▸ EXERCISE REQUIREMENTS
Each record must be reproduced exactly as it is shown.
-- Begin DATA FOR PROCESSING --
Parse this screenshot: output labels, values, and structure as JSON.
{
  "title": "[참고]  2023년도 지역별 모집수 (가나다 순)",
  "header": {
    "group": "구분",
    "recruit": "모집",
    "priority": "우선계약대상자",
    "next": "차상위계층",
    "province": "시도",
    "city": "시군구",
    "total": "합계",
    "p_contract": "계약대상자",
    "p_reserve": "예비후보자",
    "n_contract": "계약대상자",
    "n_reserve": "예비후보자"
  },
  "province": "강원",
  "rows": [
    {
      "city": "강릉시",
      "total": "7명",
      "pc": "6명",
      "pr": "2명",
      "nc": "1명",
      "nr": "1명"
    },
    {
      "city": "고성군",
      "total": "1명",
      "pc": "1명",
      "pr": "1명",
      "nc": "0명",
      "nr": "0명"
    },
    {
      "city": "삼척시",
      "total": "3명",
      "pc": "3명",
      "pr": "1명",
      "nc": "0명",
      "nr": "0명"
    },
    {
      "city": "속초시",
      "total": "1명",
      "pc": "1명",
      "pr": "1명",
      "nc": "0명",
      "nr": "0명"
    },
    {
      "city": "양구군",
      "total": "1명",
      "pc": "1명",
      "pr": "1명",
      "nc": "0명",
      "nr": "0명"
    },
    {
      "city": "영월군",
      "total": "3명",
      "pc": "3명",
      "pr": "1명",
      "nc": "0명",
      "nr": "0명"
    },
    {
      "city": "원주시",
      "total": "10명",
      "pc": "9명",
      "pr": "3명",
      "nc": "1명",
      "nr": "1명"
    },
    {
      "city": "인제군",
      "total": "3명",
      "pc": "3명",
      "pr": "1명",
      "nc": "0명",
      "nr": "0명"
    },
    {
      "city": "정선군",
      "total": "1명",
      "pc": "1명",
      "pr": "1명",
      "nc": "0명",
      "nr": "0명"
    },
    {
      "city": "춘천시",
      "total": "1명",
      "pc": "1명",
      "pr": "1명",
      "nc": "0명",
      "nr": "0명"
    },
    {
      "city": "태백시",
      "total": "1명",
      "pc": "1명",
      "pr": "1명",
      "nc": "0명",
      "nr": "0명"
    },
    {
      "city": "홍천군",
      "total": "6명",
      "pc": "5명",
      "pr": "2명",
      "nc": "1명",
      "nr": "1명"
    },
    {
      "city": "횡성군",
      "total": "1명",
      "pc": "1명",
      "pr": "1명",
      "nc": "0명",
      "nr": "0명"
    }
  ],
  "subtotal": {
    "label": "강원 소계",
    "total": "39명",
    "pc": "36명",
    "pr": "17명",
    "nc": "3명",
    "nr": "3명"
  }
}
-- End DATA FOR PROCESSING --
▸ WORKED SOLUTION
Parse this screenshot: output labels, values, and structure as JSON.
{
  "title": "[참고]  2023년도 지역별 모집수 (가나다 순)",
  "header": {
    "group": "구분",
    "recruit": "모집",
    "priority": "우선계약대상자",
    "next": "차상위계층",
    "province": "시도",
    "city": "시군구",
    "total": "합계",
    "p_contract": "계약대상자",
    "p_reserve": "예비후보자",
    "n_contract": "계약대상자",
    "n_reserve": "예비후보자"
  },
  "province": "강원",
  "rows": [
    {
      "city": "강릉시",
      "total": "7명",
      "pc": "6명",
      "pr": "2명",
      "nc": "1명",
      "nr": "1명"
    },
    {
      "city": "고성군",
      "total": "1명",
      "pc": "1명",
      "pr": "1명",
      "nc": "0명",
      "nr": "0명"
    },
    {
      "city": "삼척시",
      "total": "3명",
      "pc": "3명",
      "pr": "1명",
      "nc": "0명",
      "nr": "0명"
    },
    {
      "city": "속초시",
      "total": "1명",
      "pc": "1명",
      "pr": "1명",
      "nc": "0명",
      "nr": "0명"
    },
    {
      "city": "양구군",
      "total": "1명",
      "pc": "1명",
      "pr": "1명",
      "nc": "0명",
      "nr": "0명"
    },
    {
      "city": "영월군",
      "total": "3명",
      "pc": "3명",
      "pr": "1명",
      "nc": "0명",
      "nr": "0명"
    },
    {
      "city": "원주시",
      "total": "10명",
      "pc": "9명",
      "pr": "3명",
      "nc": "1명",
      "nr": "1명"
    },
    {
      "city": "인제군",
      "total": "3명",
      "pc": "3명",
      "pr": "1명",
      "nc": "0명",
      "nr": "0명"
    },
    {
      "city": "정선군",
      "total": "1명",
      "pc": "1명",
      "pr": "1명",
      "nc": "0명",
      "nr": "0명"
    },
    {
      "city": "춘천시",
      "total": "1명",
      "pc": "1명",
      "pr": "1명",
      "nc": "0명",
      "nr": "0명"
    },
    {
      "city": "태백시",
      "total": "1명",
      "pc": "1명",
      "pr": "1명",
      "nc": "0명",
      "nr": "0명"
    },
    {
      "city": "홍천군",
      "total": "6명",
      "pc": "5명",
      "pr": "2명",
      "nc": "1명",
      "nr": "1명"
    },
    {
      "city": "횡성군",
      "total": "1명",
      "pc": "1명",
      "pr": "1명",
      "nc": "0명",
      "nr": "0명"
    }
  ],
  "subtotal": {
    "label": "강원 소계",
    "total": "39명",
    "pc": "36명",
    "pr": "17명",
    "nc": "3명",
    "nr": "3명"
  }
}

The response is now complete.